• Assignment
Images in the data are to be skipped, while every line is restated exactly as written.

• Source records
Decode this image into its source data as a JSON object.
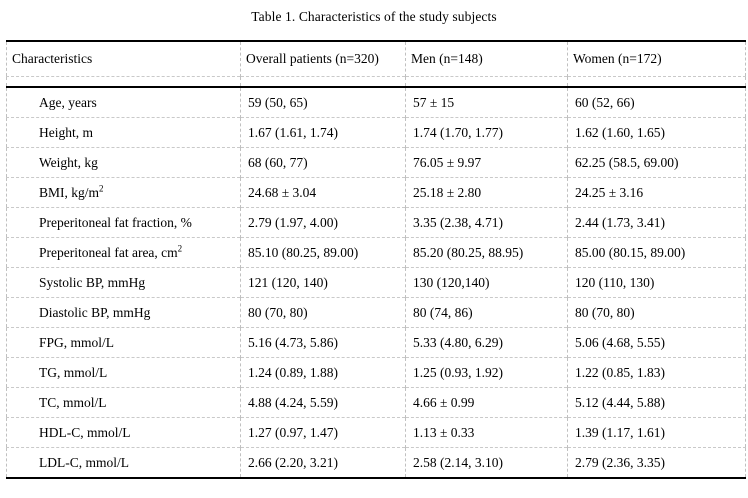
{
  "page": {
    "title": "Table 1. Characteristics of the study subjects"
  },
  "colors": {
    "background": "#ffffff",
    "text": "#000000",
    "strong_border": "#000000",
    "gridline_dashed": "#c0c0c0"
  },
  "table": {
    "columns": [
      "Characteristics",
      "Overall patients (n=320)",
      "Men (n=148)",
      "Women (n=172)"
    ],
    "rows": [
      {
        "label": "Age, years",
        "label_sup": "",
        "overall": "59 (50, 65)",
        "men": "57 ± 15",
        "women": "60 (52, 66)"
      },
      {
        "label": "Height, m",
        "label_sup": "",
        "overall": "1.67 (1.61, 1.74)",
        "men": "1.74 (1.70, 1.77)",
        "women": "1.62 (1.60, 1.65)"
      },
      {
        "label": "Weight, kg",
        "label_sup": "",
        "overall": "68 (60, 77)",
        "men": "76.05 ± 9.97",
        "women": "62.25 (58.5, 69.00)"
      },
      {
        "label": "BMI, kg/m",
        "label_sup": "2",
        "overall": "24.68 ± 3.04",
        "men": "25.18 ± 2.80",
        "women": "24.25 ± 3.16"
      },
      {
        "label": "Preperitoneal fat fraction, %",
        "label_sup": "",
        "overall": "2.79 (1.97, 4.00)",
        "men": "3.35 (2.38, 4.71)",
        "women": "2.44 (1.73, 3.41)"
      },
      {
        "label": "Preperitoneal fat area, cm",
        "label_sup": "2",
        "overall": "85.10 (80.25, 89.00)",
        "men": "85.20 (80.25, 88.95)",
        "women": "85.00 (80.15, 89.00)"
      },
      {
        "label": "Systolic BP, mmHg",
        "label_sup": "",
        "overall": "121 (120, 140)",
        "men": "130 (120,140)",
        "women": "120 (110, 130)"
      },
      {
        "label": "Diastolic BP, mmHg",
        "label_sup": "",
        "overall": "80 (70, 80)",
        "men": "80 (74, 86)",
        "women": "80 (70, 80)"
      },
      {
        "label": "FPG, mmol/L",
        "label_sup": "",
        "overall": "5.16 (4.73, 5.86)",
        "men": "5.33 (4.80, 6.29)",
        "women": "5.06 (4.68, 5.55)"
      },
      {
        "label": "TG, mmol/L",
        "label_sup": "",
        "overall": "1.24 (0.89, 1.88)",
        "men": "1.25 (0.93, 1.92)",
        "women": "1.22 (0.85, 1.83)"
      },
      {
        "label": "TC, mmol/L",
        "label_sup": "",
        "overall": "4.88 (4.24, 5.59)",
        "men": "4.66 ± 0.99",
        "women": "5.12 (4.44, 5.88)"
      },
      {
        "label": "HDL-C, mmol/L",
        "label_sup": "",
        "overall": "1.27 (0.97, 1.47)",
        "men": "1.13 ± 0.33",
        "women": "1.39 (1.17, 1.61)"
      },
      {
        "label": "LDL-C, mmol/L",
        "label_sup": "",
        "overall": "2.66 (2.20, 3.21)",
        "men": "2.58 (2.14, 3.10)",
        "women": "2.79 (2.36, 3.35)"
      }
    ]
  }
}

• Answer area
Decode this image into its source data as a JSON object.
{
  "page": {
    "title": "Table 1. Characteristics of the study subjects"
  },
  "colors": {
    "background": "#ffffff",
    "text": "#000000",
    "strong_border": "#000000",
    "gridline_dashed": "#c0c0c0"
  },
  "table": {
    "columns": [
      "Characteristics",
      "Overall patients (n=320)",
      "Men (n=148)",
      "Women (n=172)"
    ],
    "rows": [
      {
        "label": "Age, years",
        "label_sup": "",
        "overall": "59 (50, 65)",
        "men": "57 ± 15",
        "women": "60 (52, 66)"
      },
      {
        "label": "Height, m",
        "label_sup": "",
        "overall": "1.67 (1.61, 1.74)",
        "men": "1.74 (1.70, 1.77)",
        "women": "1.62 (1.60, 1.65)"
      },
      {
        "label": "Weight, kg",
        "label_sup": "",
        "overall": "68 (60, 77)",
        "men": "76.05 ± 9.97",
        "women": "62.25 (58.5, 69.00)"
      },
      {
        "label": "BMI, kg/m",
        "label_sup": "2",
        "overall": "24.68 ± 3.04",
        "men": "25.18 ± 2.80",
        "women": "24.25 ± 3.16"
      },
      {
        "label": "Preperitoneal fat fraction, %",
        "label_sup": "",
        "overall": "2.79 (1.97, 4.00)",
        "men": "3.35 (2.38, 4.71)",
        "women": "2.44 (1.73, 3.41)"
      },
      {
        "label": "Preperitoneal fat area, cm",
        "label_sup": "2",
        "overall": "85.10 (80.25, 89.00)",
        "men": "85.20 (80.25, 88.95)",
        "women": "85.00 (80.15, 89.00)"
      },
      {
        "label": "Systolic BP, mmHg",
        "label_sup": "",
        "overall": "121 (120, 140)",
        "men": "130 (120,140)",
        "women": "120 (110, 130)"
      },
      {
        "label": "Diastolic BP, mmHg",
        "label_sup": "",
        "overall": "80 (70, 80)",
        "men": "80 (74, 86)",
        "women": "80 (70, 80)"
      },
      {
        "label": "FPG, mmol/L",
        "label_sup": "",
        "overall": "5.16 (4.73, 5.86)",
        "men": "5.33 (4.80, 6.29)",
        "women": "5.06 (4.68, 5.55)"
      },
      {
        "label": "TG, mmol/L",
        "label_sup": "",
        "overall": "1.24 (0.89, 1.88)",
        "men": "1.25 (0.93, 1.92)",
        "women": "1.22 (0.85, 1.83)"
      },
      {
        "label": "TC, mmol/L",
        "label_sup": "",
        "overall": "4.88 (4.24, 5.59)",
        "men": "4.66 ± 0.99",
        "women": "5.12 (4.44, 5.88)"
      },
      {
        "label": "HDL-C, mmol/L",
        "label_sup": "",
        "overall": "1.27 (0.97, 1.47)",
        "men": "1.13 ± 0.33",
        "women": "1.39 (1.17, 1.61)"
      },
      {
        "label": "LDL-C, mmol/L",
        "label_sup": "",
        "overall": "2.66 (2.20, 3.21)",
        "men": "2.58 (2.14, 3.10)",
        "women": "2.79 (2.36, 3.35)"
      }
    ]
  }
}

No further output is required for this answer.